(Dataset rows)

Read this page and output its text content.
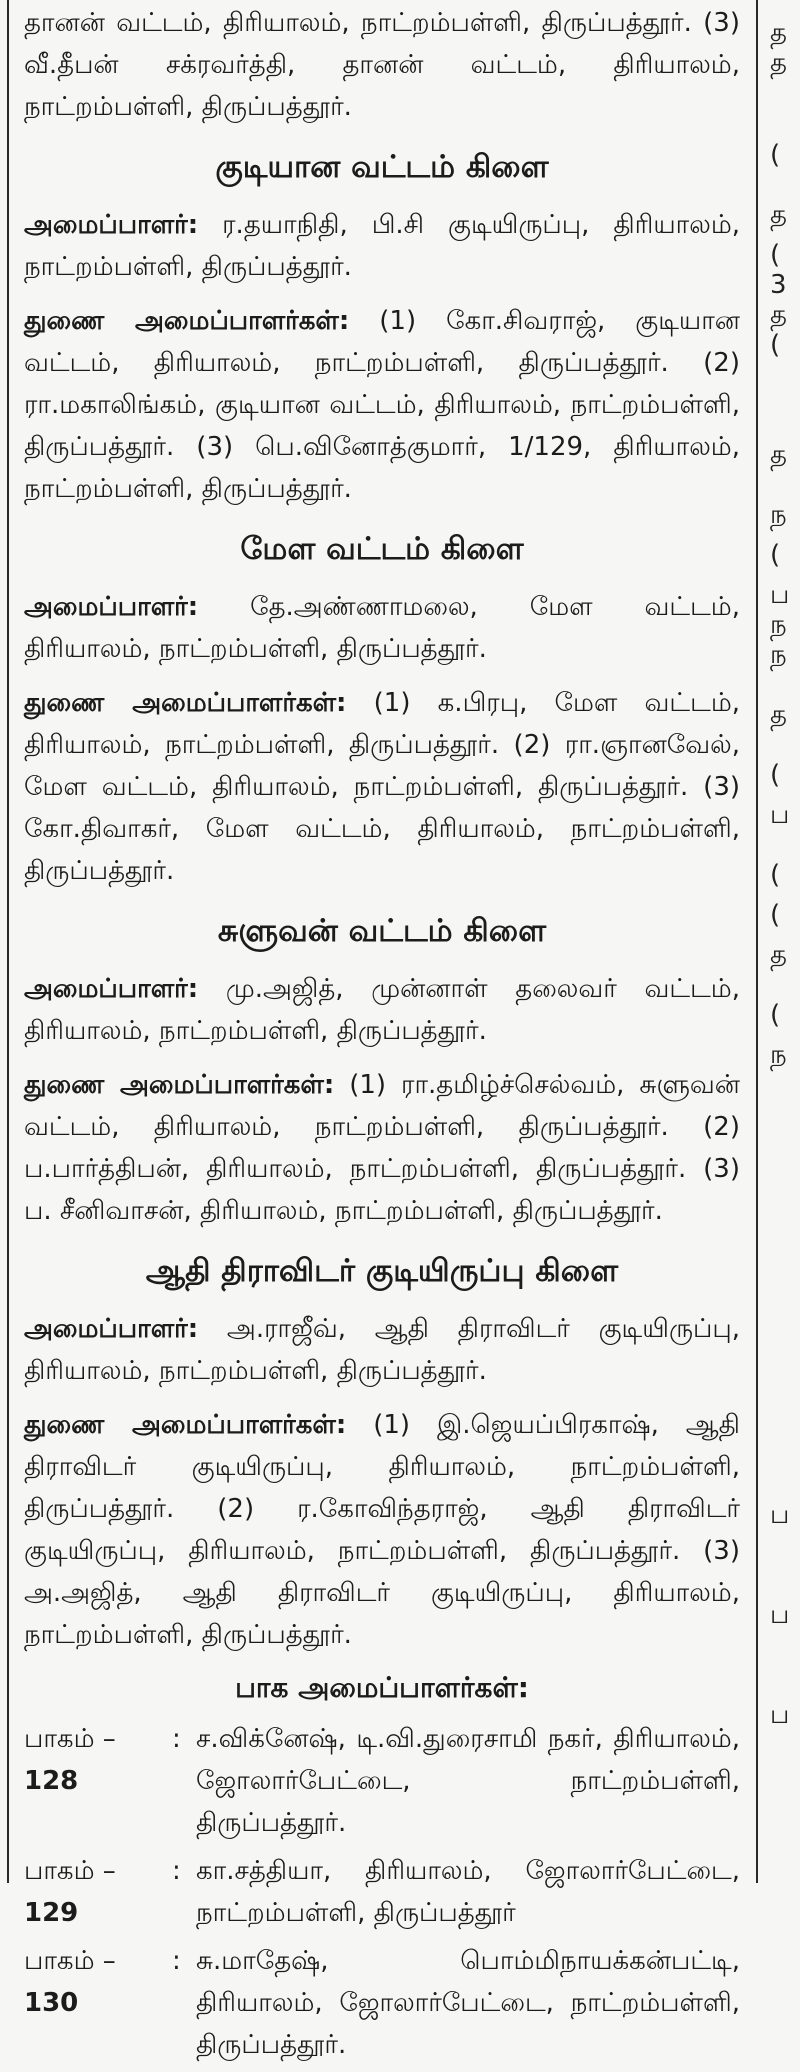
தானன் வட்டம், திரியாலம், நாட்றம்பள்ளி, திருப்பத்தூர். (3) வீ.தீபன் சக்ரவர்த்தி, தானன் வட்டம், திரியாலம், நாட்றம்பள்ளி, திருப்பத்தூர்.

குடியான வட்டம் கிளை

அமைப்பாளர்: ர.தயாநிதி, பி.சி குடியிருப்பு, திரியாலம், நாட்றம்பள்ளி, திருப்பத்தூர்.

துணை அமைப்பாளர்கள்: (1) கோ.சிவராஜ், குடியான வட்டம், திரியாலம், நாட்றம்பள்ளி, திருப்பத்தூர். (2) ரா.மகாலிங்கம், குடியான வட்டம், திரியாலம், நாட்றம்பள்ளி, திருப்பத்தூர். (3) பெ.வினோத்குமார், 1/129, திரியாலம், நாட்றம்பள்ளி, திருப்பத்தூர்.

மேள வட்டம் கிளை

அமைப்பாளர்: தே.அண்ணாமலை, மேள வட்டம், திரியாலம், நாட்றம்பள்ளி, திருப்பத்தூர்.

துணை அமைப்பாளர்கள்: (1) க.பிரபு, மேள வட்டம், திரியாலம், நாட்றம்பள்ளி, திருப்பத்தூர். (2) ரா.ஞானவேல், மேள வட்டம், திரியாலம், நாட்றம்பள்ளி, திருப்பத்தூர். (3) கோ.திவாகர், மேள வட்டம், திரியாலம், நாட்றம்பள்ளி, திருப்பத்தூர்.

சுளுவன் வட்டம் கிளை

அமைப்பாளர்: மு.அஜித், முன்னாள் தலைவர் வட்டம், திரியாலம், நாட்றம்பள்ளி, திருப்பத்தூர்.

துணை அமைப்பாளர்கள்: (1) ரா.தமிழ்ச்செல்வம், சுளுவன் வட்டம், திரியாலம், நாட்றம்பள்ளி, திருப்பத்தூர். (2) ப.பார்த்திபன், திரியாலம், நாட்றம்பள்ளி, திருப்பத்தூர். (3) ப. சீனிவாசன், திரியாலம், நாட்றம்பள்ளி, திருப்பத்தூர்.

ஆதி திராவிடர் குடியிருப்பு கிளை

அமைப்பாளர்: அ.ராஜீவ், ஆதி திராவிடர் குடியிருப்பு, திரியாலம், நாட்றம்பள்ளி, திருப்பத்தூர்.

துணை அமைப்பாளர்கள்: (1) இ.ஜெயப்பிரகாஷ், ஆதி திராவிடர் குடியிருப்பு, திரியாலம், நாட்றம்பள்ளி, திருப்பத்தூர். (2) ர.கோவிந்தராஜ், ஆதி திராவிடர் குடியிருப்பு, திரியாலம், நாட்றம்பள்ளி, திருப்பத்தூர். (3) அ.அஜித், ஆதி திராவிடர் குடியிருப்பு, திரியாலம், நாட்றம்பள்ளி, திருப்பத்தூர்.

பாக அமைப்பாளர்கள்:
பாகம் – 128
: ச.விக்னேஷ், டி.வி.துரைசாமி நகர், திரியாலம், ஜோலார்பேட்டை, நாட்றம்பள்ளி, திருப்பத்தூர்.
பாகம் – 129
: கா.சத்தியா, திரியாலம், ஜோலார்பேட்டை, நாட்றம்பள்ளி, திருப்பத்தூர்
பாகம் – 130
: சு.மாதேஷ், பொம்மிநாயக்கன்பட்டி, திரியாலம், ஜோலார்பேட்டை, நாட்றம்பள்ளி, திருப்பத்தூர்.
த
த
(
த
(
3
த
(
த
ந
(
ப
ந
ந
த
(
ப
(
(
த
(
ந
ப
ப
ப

Directions:
Pictures are excluded; output everything else in the data verbatim.

Task solution:
Read this page and output its text content.
தானன் வட்டம், திரியாலம், நாட்றம்பள்ளி, திருப்பத்தூர். (3) வீ.தீபன் சக்ரவர்த்தி, தானன் வட்டம், திரியாலம், நாட்றம்பள்ளி, திருப்பத்தூர்.

குடியான வட்டம் கிளை

அமைப்பாளர்: ர.தயாநிதி, பி.சி குடியிருப்பு, திரியாலம், நாட்றம்பள்ளி, திருப்பத்தூர்.

துணை அமைப்பாளர்கள்: (1) கோ.சிவராஜ், குடியான வட்டம், திரியாலம், நாட்றம்பள்ளி, திருப்பத்தூர். (2) ரா.மகாலிங்கம், குடியான வட்டம், திரியாலம், நாட்றம்பள்ளி, திருப்பத்தூர். (3) பெ.வினோத்குமார், 1/129, திரியாலம், நாட்றம்பள்ளி, திருப்பத்தூர்.

மேள வட்டம் கிளை

அமைப்பாளர்: தே.அண்ணாமலை, மேள வட்டம், திரியாலம், நாட்றம்பள்ளி, திருப்பத்தூர்.

துணை அமைப்பாளர்கள்: (1) க.பிரபு, மேள வட்டம், திரியாலம், நாட்றம்பள்ளி, திருப்பத்தூர். (2) ரா.ஞானவேல், மேள வட்டம், திரியாலம், நாட்றம்பள்ளி, திருப்பத்தூர். (3) கோ.திவாகர், மேள வட்டம், திரியாலம், நாட்றம்பள்ளி, திருப்பத்தூர்.

சுளுவன் வட்டம் கிளை

அமைப்பாளர்: மு.அஜித், முன்னாள் தலைவர் வட்டம், திரியாலம், நாட்றம்பள்ளி, திருப்பத்தூர்.

துணை அமைப்பாளர்கள்: (1) ரா.தமிழ்ச்செல்வம், சுளுவன் வட்டம், திரியாலம், நாட்றம்பள்ளி, திருப்பத்தூர். (2) ப.பார்த்திபன், திரியாலம், நாட்றம்பள்ளி, திருப்பத்தூர். (3) ப. சீனிவாசன், திரியாலம், நாட்றம்பள்ளி, திருப்பத்தூர்.

ஆதி திராவிடர் குடியிருப்பு கிளை

அமைப்பாளர்: அ.ராஜீவ், ஆதி திராவிடர் குடியிருப்பு, திரியாலம், நாட்றம்பள்ளி, திருப்பத்தூர்.

துணை அமைப்பாளர்கள்: (1) இ.ஜெயப்பிரகாஷ், ஆதி திராவிடர் குடியிருப்பு, திரியாலம், நாட்றம்பள்ளி, திருப்பத்தூர். (2) ர.கோவிந்தராஜ், ஆதி திராவிடர் குடியிருப்பு, திரியாலம், நாட்றம்பள்ளி, திருப்பத்தூர். (3) அ.அஜித், ஆதி திராவிடர் குடியிருப்பு, திரியாலம், நாட்றம்பள்ளி, திருப்பத்தூர்.

பாக அமைப்பாளர்கள்:
பாகம் – 128
: ச.விக்னேஷ், டி.வி.துரைசாமி நகர், திரியாலம், ஜோலார்பேட்டை, நாட்றம்பள்ளி, திருப்பத்தூர்.
பாகம் – 129
: கா.சத்தியா, திரியாலம், ஜோலார்பேட்டை, நாட்றம்பள்ளி, திருப்பத்தூர்
பாகம் – 130
: சு.மாதேஷ், பொம்மிநாயக்கன்பட்டி, திரியாலம், ஜோலார்பேட்டை, நாட்றம்பள்ளி, திருப்பத்தூர்.
த
த
(
த
(
3
த
(
த
ந
(
ப
ந
ந
த
(
ப
(
(
த
(
ந
ப
ப
ப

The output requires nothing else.